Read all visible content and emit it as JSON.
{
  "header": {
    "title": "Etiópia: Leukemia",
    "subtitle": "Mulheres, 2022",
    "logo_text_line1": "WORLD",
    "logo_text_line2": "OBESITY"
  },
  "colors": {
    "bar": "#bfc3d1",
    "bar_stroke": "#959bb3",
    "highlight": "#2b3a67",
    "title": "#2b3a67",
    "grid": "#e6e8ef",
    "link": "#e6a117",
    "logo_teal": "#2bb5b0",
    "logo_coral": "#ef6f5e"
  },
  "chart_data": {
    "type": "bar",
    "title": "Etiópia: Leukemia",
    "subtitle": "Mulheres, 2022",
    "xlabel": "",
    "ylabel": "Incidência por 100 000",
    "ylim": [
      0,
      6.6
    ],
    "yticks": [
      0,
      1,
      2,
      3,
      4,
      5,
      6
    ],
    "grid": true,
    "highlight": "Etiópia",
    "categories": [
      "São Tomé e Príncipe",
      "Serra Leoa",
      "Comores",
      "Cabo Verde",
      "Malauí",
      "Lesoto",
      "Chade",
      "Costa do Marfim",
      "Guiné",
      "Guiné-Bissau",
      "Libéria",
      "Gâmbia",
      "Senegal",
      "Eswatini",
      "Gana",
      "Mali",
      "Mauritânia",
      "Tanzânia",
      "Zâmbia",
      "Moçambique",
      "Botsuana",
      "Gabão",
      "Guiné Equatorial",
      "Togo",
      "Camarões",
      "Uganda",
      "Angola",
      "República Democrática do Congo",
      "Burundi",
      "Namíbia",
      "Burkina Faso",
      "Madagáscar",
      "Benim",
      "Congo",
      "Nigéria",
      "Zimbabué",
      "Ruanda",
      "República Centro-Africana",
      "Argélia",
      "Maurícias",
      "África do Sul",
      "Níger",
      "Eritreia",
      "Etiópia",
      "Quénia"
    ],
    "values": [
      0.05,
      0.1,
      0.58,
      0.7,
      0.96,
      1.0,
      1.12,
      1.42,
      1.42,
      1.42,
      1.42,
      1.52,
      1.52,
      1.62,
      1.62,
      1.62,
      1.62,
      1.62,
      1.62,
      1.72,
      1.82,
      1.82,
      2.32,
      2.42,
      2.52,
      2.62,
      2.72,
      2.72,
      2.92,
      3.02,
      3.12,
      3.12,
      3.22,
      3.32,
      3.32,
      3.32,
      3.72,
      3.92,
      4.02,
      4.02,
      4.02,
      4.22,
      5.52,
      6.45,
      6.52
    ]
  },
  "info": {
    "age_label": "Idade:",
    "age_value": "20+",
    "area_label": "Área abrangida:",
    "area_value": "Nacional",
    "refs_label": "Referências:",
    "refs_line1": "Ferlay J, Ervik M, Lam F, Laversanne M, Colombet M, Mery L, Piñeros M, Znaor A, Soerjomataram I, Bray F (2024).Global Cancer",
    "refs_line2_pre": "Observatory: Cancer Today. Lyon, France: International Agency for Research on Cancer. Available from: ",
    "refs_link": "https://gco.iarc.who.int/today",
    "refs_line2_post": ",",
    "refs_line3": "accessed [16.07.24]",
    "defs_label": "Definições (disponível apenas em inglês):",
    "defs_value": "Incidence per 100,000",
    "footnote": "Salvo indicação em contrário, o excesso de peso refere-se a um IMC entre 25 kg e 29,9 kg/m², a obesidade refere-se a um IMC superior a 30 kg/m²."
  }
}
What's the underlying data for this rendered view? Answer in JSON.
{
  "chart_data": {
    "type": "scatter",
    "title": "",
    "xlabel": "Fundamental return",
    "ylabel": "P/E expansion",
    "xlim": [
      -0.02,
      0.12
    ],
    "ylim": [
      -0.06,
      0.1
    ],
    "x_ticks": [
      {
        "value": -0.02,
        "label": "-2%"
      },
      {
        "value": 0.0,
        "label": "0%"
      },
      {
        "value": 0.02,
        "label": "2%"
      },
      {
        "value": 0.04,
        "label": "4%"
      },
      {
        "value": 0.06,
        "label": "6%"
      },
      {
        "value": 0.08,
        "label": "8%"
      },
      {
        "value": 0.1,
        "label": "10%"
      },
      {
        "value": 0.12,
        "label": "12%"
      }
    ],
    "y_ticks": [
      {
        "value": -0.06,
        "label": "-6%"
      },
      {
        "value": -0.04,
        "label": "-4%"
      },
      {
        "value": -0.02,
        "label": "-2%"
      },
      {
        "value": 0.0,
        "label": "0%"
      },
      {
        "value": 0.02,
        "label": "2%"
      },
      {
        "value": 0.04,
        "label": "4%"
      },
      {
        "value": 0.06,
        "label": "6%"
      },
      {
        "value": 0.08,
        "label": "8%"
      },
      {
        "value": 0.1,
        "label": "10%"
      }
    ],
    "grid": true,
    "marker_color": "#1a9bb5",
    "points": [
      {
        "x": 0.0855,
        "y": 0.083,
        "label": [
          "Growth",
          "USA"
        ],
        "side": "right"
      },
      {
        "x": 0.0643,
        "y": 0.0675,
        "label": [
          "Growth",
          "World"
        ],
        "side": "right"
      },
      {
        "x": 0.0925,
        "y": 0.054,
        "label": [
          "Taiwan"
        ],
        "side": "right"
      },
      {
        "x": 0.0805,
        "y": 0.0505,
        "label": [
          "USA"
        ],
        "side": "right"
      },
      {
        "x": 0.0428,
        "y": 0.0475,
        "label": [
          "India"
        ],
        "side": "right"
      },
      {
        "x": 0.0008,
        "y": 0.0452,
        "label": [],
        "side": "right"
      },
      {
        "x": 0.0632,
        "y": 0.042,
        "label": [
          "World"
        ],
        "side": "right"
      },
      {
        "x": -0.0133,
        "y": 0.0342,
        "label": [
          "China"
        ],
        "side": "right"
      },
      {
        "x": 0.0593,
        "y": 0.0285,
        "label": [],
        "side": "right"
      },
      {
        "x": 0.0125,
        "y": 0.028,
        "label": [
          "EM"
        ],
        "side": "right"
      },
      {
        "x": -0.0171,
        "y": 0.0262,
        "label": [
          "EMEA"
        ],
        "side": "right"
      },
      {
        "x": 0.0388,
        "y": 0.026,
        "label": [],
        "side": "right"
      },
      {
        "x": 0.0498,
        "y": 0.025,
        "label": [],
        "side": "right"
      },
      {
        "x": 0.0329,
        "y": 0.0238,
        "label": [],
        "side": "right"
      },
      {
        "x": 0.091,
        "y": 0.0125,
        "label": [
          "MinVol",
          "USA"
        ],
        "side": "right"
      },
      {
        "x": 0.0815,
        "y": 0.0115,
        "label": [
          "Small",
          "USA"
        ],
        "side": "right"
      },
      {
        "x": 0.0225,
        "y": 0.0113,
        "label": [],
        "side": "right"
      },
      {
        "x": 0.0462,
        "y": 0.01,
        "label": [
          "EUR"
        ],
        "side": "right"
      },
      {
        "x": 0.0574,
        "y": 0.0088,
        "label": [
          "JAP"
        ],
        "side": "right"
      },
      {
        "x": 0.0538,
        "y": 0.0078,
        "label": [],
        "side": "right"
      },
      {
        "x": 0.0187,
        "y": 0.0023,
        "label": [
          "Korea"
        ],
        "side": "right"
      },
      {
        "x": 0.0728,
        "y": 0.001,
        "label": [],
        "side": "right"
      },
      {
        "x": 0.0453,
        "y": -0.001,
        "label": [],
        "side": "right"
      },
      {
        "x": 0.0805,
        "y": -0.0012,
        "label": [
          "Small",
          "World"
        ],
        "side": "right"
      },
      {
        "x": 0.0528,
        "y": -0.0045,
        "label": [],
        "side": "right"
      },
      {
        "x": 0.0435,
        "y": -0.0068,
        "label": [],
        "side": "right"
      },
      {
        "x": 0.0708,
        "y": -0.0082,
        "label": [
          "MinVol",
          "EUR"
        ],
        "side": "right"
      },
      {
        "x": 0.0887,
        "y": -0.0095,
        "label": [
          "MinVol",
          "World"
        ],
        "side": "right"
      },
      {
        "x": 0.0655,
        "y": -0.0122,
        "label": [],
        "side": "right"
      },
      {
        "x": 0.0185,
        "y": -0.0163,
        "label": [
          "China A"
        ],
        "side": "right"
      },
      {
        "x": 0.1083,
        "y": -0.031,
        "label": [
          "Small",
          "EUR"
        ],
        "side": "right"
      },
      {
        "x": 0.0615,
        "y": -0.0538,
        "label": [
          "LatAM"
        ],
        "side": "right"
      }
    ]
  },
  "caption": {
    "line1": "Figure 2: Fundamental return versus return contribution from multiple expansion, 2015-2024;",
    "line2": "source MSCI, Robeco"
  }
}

◆ SHORT EXERCISE:
Copy every line in the listing above where the string "Guiné" turns up.

◆ WRITTEN RESPONSE:
      "Guiné",
      "Guiné-Bissau",
      "Guiné Equatorial",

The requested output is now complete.